Edit the records starting at the beginning and ending at the line containing "volume-bar: [2310, 1081, 2315, 1107]", replacing "candle-body" with "candle-shadow" and leaving everything else unchanged.

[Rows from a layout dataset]
*-*-*

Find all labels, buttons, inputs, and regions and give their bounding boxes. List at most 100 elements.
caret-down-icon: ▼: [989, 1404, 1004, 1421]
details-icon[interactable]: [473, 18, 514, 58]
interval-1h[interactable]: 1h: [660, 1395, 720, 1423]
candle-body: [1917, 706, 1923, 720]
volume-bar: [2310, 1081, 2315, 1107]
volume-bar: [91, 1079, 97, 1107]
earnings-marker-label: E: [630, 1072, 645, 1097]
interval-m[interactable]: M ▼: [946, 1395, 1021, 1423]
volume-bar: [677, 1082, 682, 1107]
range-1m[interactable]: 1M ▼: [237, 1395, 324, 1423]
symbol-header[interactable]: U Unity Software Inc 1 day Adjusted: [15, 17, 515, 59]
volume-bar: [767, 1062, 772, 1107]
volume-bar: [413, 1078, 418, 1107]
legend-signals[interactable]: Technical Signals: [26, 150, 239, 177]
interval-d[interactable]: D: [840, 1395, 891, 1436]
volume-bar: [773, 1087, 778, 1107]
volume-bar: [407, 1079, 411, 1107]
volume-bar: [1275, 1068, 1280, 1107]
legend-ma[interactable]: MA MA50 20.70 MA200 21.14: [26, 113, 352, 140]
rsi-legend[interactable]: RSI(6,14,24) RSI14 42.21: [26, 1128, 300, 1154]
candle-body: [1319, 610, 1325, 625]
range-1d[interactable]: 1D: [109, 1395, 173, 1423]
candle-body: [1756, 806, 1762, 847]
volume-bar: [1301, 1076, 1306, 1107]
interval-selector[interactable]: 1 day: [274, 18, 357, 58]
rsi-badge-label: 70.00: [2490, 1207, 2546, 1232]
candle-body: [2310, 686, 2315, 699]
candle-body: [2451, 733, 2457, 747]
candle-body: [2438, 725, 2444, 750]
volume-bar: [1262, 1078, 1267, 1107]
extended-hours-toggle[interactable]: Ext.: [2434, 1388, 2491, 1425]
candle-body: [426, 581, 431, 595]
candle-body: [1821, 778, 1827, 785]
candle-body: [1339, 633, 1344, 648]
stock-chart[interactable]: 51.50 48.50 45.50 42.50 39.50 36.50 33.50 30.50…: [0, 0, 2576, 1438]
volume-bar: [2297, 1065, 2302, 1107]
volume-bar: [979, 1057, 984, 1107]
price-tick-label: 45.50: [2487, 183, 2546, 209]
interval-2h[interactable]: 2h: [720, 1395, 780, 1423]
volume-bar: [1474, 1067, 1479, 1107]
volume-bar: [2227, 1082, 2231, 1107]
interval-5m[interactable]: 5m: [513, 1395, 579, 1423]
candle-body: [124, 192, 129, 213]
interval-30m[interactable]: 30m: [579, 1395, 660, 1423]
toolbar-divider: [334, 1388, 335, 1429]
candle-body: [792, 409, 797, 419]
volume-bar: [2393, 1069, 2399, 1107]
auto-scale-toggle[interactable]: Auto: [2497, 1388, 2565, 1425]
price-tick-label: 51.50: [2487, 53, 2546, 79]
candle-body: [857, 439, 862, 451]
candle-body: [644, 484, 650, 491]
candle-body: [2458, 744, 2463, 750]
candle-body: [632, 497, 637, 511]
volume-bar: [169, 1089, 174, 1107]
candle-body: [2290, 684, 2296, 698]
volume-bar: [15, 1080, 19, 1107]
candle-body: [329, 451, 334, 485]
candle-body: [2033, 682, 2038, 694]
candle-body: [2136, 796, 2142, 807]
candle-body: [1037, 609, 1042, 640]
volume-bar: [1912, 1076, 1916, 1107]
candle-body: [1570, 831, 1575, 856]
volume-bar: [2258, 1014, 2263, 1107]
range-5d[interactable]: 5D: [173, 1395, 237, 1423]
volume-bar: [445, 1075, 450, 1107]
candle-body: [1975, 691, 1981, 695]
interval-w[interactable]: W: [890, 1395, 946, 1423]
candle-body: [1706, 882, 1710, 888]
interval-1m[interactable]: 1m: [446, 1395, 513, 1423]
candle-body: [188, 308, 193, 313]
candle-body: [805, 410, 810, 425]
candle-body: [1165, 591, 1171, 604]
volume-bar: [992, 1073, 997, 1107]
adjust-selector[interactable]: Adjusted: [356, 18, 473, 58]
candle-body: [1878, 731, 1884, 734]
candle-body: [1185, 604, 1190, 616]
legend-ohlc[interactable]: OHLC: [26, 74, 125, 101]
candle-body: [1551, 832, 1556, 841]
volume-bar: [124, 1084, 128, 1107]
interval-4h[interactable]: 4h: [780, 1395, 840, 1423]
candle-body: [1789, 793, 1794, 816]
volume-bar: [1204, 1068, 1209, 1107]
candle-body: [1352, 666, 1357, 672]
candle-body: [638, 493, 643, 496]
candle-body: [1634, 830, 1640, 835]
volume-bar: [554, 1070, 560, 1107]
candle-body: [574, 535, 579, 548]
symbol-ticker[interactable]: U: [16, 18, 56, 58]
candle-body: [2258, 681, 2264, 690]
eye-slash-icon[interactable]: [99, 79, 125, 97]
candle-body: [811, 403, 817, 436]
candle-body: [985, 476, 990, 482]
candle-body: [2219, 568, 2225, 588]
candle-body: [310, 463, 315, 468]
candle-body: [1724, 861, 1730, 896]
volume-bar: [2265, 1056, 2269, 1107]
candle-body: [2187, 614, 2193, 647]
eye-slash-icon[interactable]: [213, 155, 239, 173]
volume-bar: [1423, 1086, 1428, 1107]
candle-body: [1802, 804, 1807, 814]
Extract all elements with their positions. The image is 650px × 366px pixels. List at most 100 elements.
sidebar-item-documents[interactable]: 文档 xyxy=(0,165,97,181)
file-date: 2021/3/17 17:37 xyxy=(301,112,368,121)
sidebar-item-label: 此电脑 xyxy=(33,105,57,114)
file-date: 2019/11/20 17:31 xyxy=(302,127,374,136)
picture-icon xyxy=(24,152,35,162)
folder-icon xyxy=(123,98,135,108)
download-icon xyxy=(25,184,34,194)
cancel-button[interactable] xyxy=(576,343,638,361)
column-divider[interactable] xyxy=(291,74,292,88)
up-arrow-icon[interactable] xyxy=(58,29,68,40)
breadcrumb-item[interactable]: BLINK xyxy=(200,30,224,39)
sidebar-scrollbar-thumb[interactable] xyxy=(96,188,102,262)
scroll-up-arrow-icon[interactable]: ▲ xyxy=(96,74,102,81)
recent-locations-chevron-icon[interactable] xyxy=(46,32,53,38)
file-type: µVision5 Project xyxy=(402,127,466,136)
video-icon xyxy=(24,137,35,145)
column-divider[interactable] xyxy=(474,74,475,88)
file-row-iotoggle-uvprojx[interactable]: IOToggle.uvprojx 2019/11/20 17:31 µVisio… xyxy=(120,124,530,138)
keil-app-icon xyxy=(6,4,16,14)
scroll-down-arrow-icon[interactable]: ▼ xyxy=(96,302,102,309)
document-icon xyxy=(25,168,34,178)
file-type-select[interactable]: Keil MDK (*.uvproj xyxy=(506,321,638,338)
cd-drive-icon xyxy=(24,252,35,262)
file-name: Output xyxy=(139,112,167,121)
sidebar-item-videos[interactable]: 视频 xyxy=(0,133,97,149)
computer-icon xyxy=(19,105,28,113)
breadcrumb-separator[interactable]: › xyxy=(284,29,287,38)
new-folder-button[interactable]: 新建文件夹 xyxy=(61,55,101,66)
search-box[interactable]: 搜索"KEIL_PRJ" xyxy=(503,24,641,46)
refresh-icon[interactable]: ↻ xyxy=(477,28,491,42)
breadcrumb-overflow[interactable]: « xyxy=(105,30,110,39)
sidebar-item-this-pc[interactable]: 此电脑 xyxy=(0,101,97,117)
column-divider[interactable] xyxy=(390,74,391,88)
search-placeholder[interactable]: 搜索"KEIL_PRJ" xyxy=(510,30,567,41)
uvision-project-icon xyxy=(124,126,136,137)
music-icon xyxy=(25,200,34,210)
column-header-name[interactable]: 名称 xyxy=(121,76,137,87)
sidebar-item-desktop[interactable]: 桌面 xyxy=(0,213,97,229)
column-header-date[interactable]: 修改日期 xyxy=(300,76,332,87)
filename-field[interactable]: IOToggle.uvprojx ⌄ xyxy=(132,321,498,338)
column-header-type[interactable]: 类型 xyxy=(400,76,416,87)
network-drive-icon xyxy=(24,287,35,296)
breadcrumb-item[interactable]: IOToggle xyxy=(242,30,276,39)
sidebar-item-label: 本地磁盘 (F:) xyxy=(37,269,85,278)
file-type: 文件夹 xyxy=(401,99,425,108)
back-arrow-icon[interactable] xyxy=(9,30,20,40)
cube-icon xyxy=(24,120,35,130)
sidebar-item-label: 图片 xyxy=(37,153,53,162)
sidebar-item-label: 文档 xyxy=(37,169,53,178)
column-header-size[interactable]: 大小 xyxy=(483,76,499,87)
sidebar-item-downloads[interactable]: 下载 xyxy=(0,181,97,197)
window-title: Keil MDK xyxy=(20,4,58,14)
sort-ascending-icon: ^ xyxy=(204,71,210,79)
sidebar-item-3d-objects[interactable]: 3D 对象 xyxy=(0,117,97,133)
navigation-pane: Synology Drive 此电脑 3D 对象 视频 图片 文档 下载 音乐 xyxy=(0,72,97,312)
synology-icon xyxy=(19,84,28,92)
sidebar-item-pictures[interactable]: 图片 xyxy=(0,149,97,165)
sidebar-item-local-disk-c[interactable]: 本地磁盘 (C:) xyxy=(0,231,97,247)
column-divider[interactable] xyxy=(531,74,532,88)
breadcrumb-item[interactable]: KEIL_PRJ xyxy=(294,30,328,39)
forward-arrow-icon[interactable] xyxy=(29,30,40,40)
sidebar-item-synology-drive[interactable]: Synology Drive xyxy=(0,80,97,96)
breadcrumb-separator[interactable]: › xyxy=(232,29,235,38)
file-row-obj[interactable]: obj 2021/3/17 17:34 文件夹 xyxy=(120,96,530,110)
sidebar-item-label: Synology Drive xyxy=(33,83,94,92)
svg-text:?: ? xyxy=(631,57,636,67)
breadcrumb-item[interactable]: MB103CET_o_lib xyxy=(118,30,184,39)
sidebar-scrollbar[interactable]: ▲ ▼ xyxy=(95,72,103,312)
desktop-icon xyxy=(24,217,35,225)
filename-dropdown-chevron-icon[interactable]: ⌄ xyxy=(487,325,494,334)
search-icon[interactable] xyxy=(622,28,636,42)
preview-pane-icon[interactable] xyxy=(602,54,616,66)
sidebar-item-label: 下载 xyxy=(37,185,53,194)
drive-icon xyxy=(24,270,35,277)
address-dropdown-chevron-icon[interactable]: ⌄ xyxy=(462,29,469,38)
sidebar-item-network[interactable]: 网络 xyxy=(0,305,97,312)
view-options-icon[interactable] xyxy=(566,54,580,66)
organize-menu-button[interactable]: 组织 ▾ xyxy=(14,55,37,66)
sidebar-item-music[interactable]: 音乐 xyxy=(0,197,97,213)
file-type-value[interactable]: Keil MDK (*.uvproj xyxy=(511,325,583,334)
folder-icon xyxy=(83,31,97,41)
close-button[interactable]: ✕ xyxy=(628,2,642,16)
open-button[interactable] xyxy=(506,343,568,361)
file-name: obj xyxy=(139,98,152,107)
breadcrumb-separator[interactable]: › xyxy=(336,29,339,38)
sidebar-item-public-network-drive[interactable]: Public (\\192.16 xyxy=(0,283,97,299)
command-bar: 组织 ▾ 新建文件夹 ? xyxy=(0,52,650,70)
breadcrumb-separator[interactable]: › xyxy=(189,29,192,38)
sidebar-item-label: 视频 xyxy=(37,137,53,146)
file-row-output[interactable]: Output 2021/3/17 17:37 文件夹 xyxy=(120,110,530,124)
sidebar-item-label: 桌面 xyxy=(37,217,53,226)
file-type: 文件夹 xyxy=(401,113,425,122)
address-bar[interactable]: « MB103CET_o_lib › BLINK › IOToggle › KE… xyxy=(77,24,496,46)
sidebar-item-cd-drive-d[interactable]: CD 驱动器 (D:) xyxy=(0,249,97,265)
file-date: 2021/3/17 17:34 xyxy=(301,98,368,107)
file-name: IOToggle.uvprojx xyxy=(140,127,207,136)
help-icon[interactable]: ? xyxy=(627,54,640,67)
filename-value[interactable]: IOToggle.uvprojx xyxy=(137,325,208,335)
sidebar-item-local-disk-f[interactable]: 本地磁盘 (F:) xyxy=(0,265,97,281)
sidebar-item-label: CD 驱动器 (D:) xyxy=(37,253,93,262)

*-*-*

The completed task:
Find all labels, buttons, inputs, and regions and give their bounding boxes. List at most 100 elements.
caret-down-icon: ▼: [989, 1404, 1004, 1421]
details-icon[interactable]: [473, 18, 514, 58]
interval-1h[interactable]: 1h: [660, 1395, 720, 1423]
candle-shadow: [1917, 706, 1923, 720]
volume-bar: [2310, 1081, 2315, 1107]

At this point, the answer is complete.